**Task to carry out**: Go through the lines below and repeat each one exactly, skipping pictures.

(Records from a dataset)
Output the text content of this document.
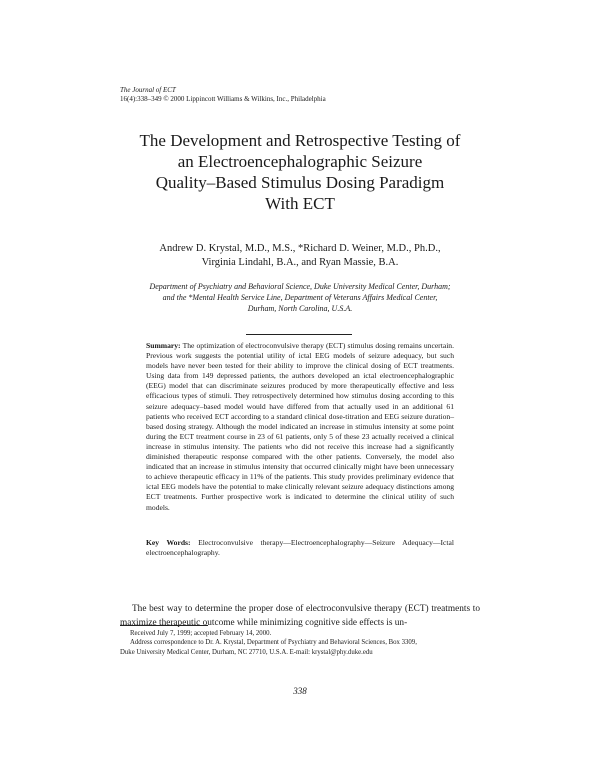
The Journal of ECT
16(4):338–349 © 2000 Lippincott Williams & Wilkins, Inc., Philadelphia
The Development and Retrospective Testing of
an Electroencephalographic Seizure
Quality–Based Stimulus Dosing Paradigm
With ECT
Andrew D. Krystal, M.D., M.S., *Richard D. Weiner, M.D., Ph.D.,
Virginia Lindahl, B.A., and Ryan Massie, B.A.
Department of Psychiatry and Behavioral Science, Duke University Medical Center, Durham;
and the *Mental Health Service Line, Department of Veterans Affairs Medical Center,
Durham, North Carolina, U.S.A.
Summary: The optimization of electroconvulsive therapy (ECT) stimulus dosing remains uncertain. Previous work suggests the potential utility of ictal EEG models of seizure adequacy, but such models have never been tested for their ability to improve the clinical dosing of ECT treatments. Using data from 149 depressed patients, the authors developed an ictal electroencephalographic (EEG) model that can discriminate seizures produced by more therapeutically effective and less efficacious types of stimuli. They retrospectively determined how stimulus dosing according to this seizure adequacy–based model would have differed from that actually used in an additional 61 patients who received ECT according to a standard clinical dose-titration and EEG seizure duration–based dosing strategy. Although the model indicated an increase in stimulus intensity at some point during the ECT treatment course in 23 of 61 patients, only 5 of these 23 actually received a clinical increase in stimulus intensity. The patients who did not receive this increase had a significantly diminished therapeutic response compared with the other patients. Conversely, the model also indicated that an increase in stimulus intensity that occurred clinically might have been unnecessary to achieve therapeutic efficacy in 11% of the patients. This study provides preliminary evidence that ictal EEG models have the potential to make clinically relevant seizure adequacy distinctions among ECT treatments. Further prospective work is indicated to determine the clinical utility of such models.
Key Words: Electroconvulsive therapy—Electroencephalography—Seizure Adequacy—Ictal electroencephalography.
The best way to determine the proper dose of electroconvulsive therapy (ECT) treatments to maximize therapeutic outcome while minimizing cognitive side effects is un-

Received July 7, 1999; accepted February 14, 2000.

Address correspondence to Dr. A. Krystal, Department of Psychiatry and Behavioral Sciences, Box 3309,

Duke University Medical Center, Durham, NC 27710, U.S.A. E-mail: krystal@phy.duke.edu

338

**Answer to this problem**:
Output the text content of this document.
The Journal of ECT
16(4):338–349 © 2000 Lippincott Williams & Wilkins, Inc., Philadelphia
The Development and Retrospective Testing of
an Electroencephalographic Seizure
Quality–Based Stimulus Dosing Paradigm
With ECT
Andrew D. Krystal, M.D., M.S., *Richard D. Weiner, M.D., Ph.D.,
Virginia Lindahl, B.A., and Ryan Massie, B.A.
Department of Psychiatry and Behavioral Science, Duke University Medical Center, Durham;
and the *Mental Health Service Line, Department of Veterans Affairs Medical Center,
Durham, North Carolina, U.S.A.
Summary: The optimization of electroconvulsive therapy (ECT) stimulus dosing remains uncertain. Previous work suggests the potential utility of ictal EEG models of seizure adequacy, but such models have never been tested for their ability to improve the clinical dosing of ECT treatments. Using data from 149 depressed patients, the authors developed an ictal electroencephalographic (EEG) model that can discriminate seizures produced by more therapeutically effective and less efficacious types of stimuli. They retrospectively determined how stimulus dosing according to this seizure adequacy–based model would have differed from that actually used in an additional 61 patients who received ECT according to a standard clinical dose-titration and EEG seizure duration–based dosing strategy. Although the model indicated an increase in stimulus intensity at some point during the ECT treatment course in 23 of 61 patients, only 5 of these 23 actually received a clinical increase in stimulus intensity. The patients who did not receive this increase had a significantly diminished therapeutic response compared with the other patients. Conversely, the model also indicated that an increase in stimulus intensity that occurred clinically might have been unnecessary to achieve therapeutic efficacy in 11% of the patients. This study provides preliminary evidence that ictal EEG models have the potential to make clinically relevant seizure adequacy distinctions among ECT treatments. Further prospective work is indicated to determine the clinical utility of such models.
Key Words: Electroconvulsive therapy—Electroencephalography—Seizure Adequacy—Ictal electroencephalography.
The best way to determine the proper dose of electroconvulsive therapy (ECT) treatments to maximize therapeutic outcome while minimizing cognitive side effects is un-

Received July 7, 1999; accepted February 14, 2000.

Address correspondence to Dr. A. Krystal, Department of Psychiatry and Behavioral Sciences, Box 3309,

Duke University Medical Center, Durham, NC 27710, U.S.A. E-mail: krystal@phy.duke.edu

338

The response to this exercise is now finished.